* **What is required**: Rewrite every line of the entries below as a Markdown table with a Row column for the running number and a Line column for the line itself. Skip blank lines and leave out the pictures.
— START Dataset excerpts —
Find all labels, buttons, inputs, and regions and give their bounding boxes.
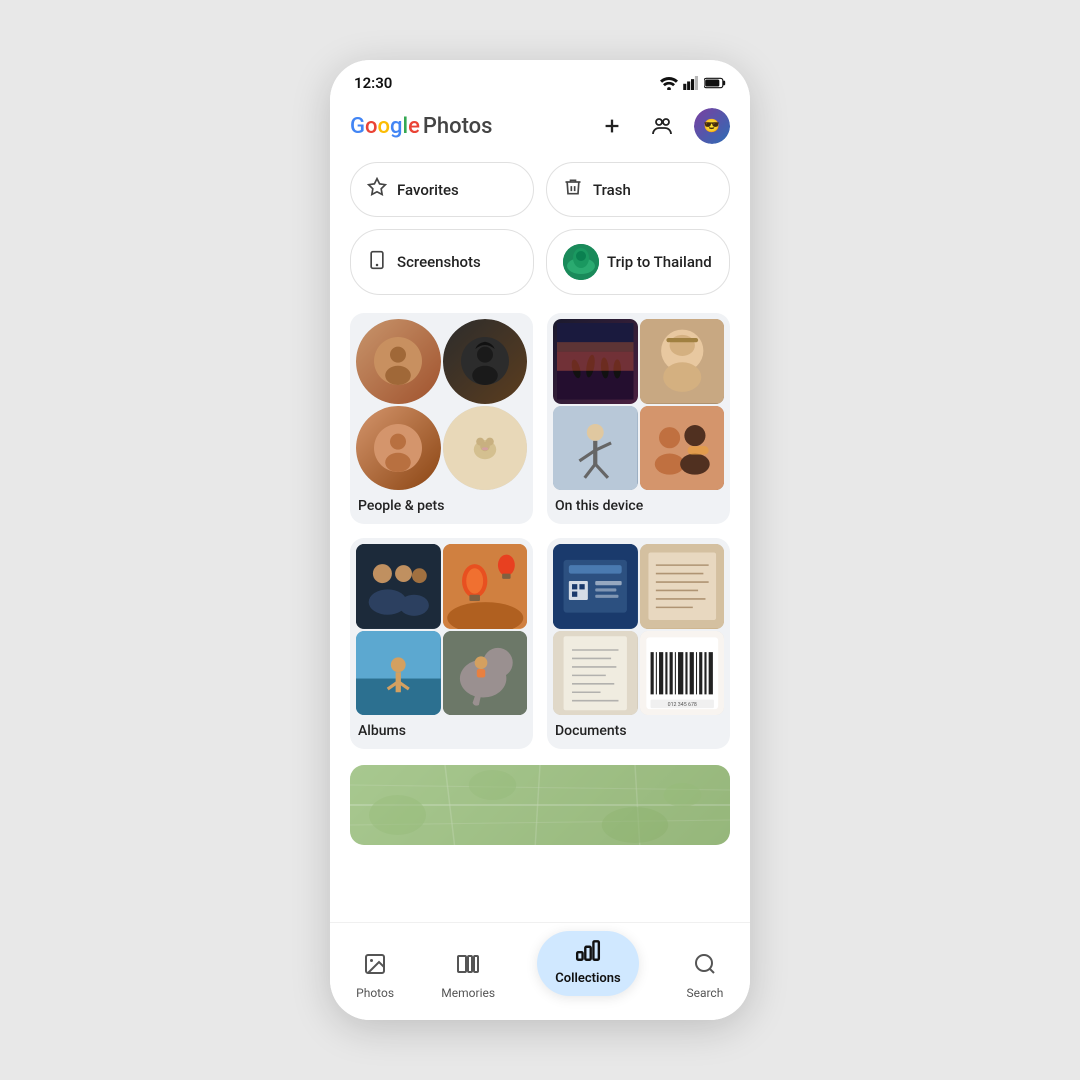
add-button[interactable] <box>594 108 630 144</box>
shared-albums-icon <box>650 114 674 138</box>
doc-photo-4: 012 345 678 <box>640 631 725 716</box>
on-this-device-card[interactable]: On this device <box>547 313 730 524</box>
main-content: Favorites Trash <box>330 154 750 922</box>
device-photo-2 <box>640 319 725 404</box>
doc-photo-3 <box>553 631 638 716</box>
screenshots-icon <box>367 250 387 275</box>
screenshots-button[interactable]: Screenshots <box>350 229 534 295</box>
trash-label: Trash <box>593 181 631 199</box>
collections-nav-icon <box>575 937 601 969</box>
person-photo-3 <box>356 406 441 491</box>
people-pets-photos <box>350 313 533 490</box>
device-photo-4 <box>640 406 725 491</box>
nav-collections[interactable]: Collections <box>521 931 654 1004</box>
add-icon <box>601 115 623 137</box>
trip-thumbnail <box>563 244 599 280</box>
memories-nav-label: Memories <box>441 986 495 1000</box>
favorites-label: Favorites <box>397 181 459 199</box>
header-actions: 😎 <box>594 108 730 144</box>
screenshots-label: Screenshots <box>397 253 481 271</box>
documents-photos: 012 345 678 <box>547 538 730 715</box>
shared-albums-button[interactable] <box>644 108 680 144</box>
on-this-device-photos <box>547 313 730 490</box>
wifi-icon <box>660 76 678 90</box>
photos-nav-icon <box>363 952 387 982</box>
collections-bubble: Collections <box>537 931 638 996</box>
phone-shell: 12:30 G <box>330 60 750 1020</box>
albums-card[interactable]: Albums <box>350 538 533 749</box>
quick-buttons-grid: Favorites Trash <box>350 162 730 295</box>
battery-icon <box>704 76 726 90</box>
avatar-image: 😎 <box>694 108 730 144</box>
bottom-nav: Photos Memories <box>330 922 750 1020</box>
memories-nav-icon <box>456 952 480 982</box>
people-pets-card[interactable]: People & pets <box>350 313 533 524</box>
person-photo-2 <box>443 319 528 404</box>
pet-photo <box>443 406 528 491</box>
signal-icon <box>683 76 699 90</box>
on-this-device-label: On this device <box>547 490 730 524</box>
status-icons <box>660 76 726 90</box>
album-photo-4 <box>443 631 528 716</box>
trip-thailand-button[interactable]: Trip to Thailand <box>546 229 730 295</box>
svg-text:012 345 678: 012 345 678 <box>667 701 696 707</box>
device-photo-3 <box>553 406 638 491</box>
albums-photos <box>350 538 533 715</box>
app-logo: Google Photos <box>350 114 492 139</box>
photos-nav-label: Photos <box>356 986 394 1000</box>
nav-search[interactable]: Search <box>665 948 745 1004</box>
search-nav-icon <box>693 952 717 982</box>
google-text: Google <box>350 114 420 139</box>
person-photo-1 <box>356 319 441 404</box>
categories-grid: People & pets <box>350 313 730 749</box>
star-icon <box>367 177 387 202</box>
search-nav-label: Search <box>686 986 723 1000</box>
doc-photo-2 <box>640 544 725 629</box>
nav-memories[interactable]: Memories <box>425 948 511 1004</box>
collections-nav-label: Collections <box>555 971 620 986</box>
favorites-button[interactable]: Favorites <box>350 162 534 217</box>
avatar[interactable]: 😎 <box>694 108 730 144</box>
trash-button[interactable]: Trash <box>546 162 730 217</box>
albums-label: Albums <box>350 715 533 749</box>
documents-label: Documents <box>547 715 730 749</box>
app-header: Google Photos 😎 <box>330 98 750 154</box>
status-time: 12:30 <box>354 74 392 92</box>
album-photo-2 <box>443 544 528 629</box>
doc-photo-1 <box>553 544 638 629</box>
album-photo-3 <box>356 631 441 716</box>
nav-photos[interactable]: Photos <box>335 948 415 1004</box>
trash-icon <box>563 177 583 202</box>
device-photo-1 <box>553 319 638 404</box>
album-photo-1 <box>356 544 441 629</box>
people-pets-label: People & pets <box>350 490 533 524</box>
trip-thailand-label: Trip to Thailand <box>607 253 712 271</box>
photos-text: Photos <box>423 114 493 139</box>
status-bar: 12:30 <box>330 60 750 98</box>
documents-card[interactable]: 012 345 678 Documents <box>547 538 730 749</box>
map-partial[interactable] <box>350 765 730 845</box>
— END Dataset excerpts —
* **Result of the exercise**:
| Row | Line |
|---|---|
| 1 | Find all labels, buttons, inputs, and regions and give their bounding boxes. |
| 2 | add-button[interactable] <box>594 108 630 144</box> |
| 3 | shared-albums-icon <box>650 114 674 138</box> |
| 4 | doc-photo-4: 012 345 678 <box>640 631 725 716</box> |
| 5 | on-this-device-card[interactable]: On this device <box>547 313 730 524</box> |
| 6 | main-content: Favorites Trash <box>330 154 750 922</box> |
| 7 | device-photo-2 <box>640 319 725 404</box> |
| 8 | doc-photo-3 <box>553 631 638 716</box> |
| 9 | screenshots-icon <box>367 250 387 275</box> |
| 10 | screenshots-button[interactable]: Screenshots <box>350 229 534 295</box> |
| 11 | trash-label: Trash <box>593 181 631 199</box> |
| 12 | collections-nav-icon <box>575 937 601 969</box> |
| 13 | person-photo-3 <box>356 406 441 491</box> |
| 14 | people-pets-photos <box>350 313 533 490</box> |
| 15 | device-photo-4 <box>640 406 725 491</box> |
| 16 | nav-collections[interactable]: Collections <box>521 931 654 1004</box> |
| 17 | add-icon <box>601 115 623 137</box> |
| 18 | trip-thumbnail <box>563 244 599 280</box> |
| 19 | memories-nav-label: Memories <box>441 986 495 1000</box> |
| 20 | favorites-label: Favorites <box>397 181 459 199</box> |
| 21 | header-actions: 😎 <box>594 108 730 144</box> |
| 22 | screenshots-label: Screenshots <box>397 253 481 271</box> |
| 23 | documents-photos: 012 345 678 <box>547 538 730 715</box> |
| 24 | shared-albums-button[interactable] <box>644 108 680 144</box> |
| 25 | on-this-device-photos <box>547 313 730 490</box> |
| 26 | wifi-icon <box>660 76 678 90</box> |
| 27 | photos-nav-icon <box>363 952 387 982</box> |
| 28 | collections-bubble: Collections <box>537 931 638 996</box> |
| 29 | phone-shell: 12:30 G <box>330 60 750 1020</box> |
| 30 | albums-card[interactable]: Albums <box>350 538 533 749</box> |
| 31 | quick-buttons-grid: Favorites Trash <box>350 162 730 295</box> |
| 32 | battery-icon <box>704 76 726 90</box> |
| 33 | avatar-image: 😎 <box>694 108 730 144</box> |
| 34 | bottom-nav: Photos Memories <box>330 922 750 1020</box> |
| 35 | memories-nav-icon <box>456 952 480 982</box> |
| 36 | people-pets-card[interactable]: People & pets <box>350 313 533 524</box> |
| 37 | person-photo-2 <box>443 319 528 404</box> |
| 38 | pet-photo <box>443 406 528 491</box> |
| 39 | signal-icon <box>683 76 699 90</box> |
| 40 | on-this-device-label: On this device <box>547 490 730 524</box> |
| 41 | status-icons <box>660 76 726 90</box> |
| 42 | album-photo-4 <box>443 631 528 716</box> |
| 43 | trip-thailand-button[interactable]: Trip to Thailand <box>546 229 730 295</box> |
| 44 | svg-text:012 345 678: 012 345 678 <box>667 701 696 707</box> |
| 45 | device-photo-3 <box>553 406 638 491</box> |
| 46 | albums-photos <box>350 538 533 715</box> |
| 47 | app-logo: Google Photos <box>350 114 492 139</box> |
| 48 | photos-nav-label: Photos <box>356 986 394 1000</box> |
| 49 | nav-search[interactable]: Search <box>665 948 745 1004</box> |
| 50 | search-nav-icon <box>693 952 717 982</box> |
| 51 | google-text: Google <box>350 114 420 139</box> |
| 52 | person-photo-1 <box>356 319 441 404</box> |
| 53 | categories-grid: People & pets <box>350 313 730 749</box> |
| 54 | star-icon <box>367 177 387 202</box> |
| 55 | search-nav-label: Search <box>686 986 723 1000</box> |
| 56 | doc-photo-2 <box>640 544 725 629</box> |
| 57 | nav-memories[interactable]: Memories <box>425 948 511 1004</box> |
| 58 | collections-nav-label: Collections <box>555 971 620 986</box> |
| 59 | favorites-button[interactable]: Favorites <box>350 162 534 217</box> |
| 60 | avatar[interactable]: 😎 <box>694 108 730 144</box> |
| 61 | trash-button[interactable]: Trash <box>546 162 730 217</box> |
| 62 | albums-label: Albums <box>350 715 533 749</box> |
| 63 | documents-label: Documents <box>547 715 730 749</box> |
| 64 | app-header: Google Photos 😎 <box>330 98 750 154</box> |
| 65 | status-time: 12:30 <box>354 74 392 92</box> |
| 66 | album-photo-2 <box>443 544 528 629</box> |
| 67 | doc-photo-1 <box>553 544 638 629</box> |
| 68 | album-photo-3 <box>356 631 441 716</box> |
| 69 | nav-photos[interactable]: Photos <box>335 948 415 1004</box> |
| 70 | trash-icon <box>563 177 583 202</box> |
| 71 | device-photo-1 <box>553 319 638 404</box> |
| 72 | album-photo-1 <box>356 544 441 629</box> |
| 73 | people-pets-label: People & pets <box>350 490 533 524</box> |
| 74 | trip-thailand-label: Trip to Thailand <box>607 253 712 271</box> |
| 75 | photos-text: Photos <box>423 114 493 139</box> |
| 76 | status-bar: 12:30 <box>330 60 750 98</box> |
| 77 | documents-card[interactable]: 012 345 678 Documents <box>547 538 730 749</box> |
| 78 | map-partial[interactable] <box>350 765 730 845</box> |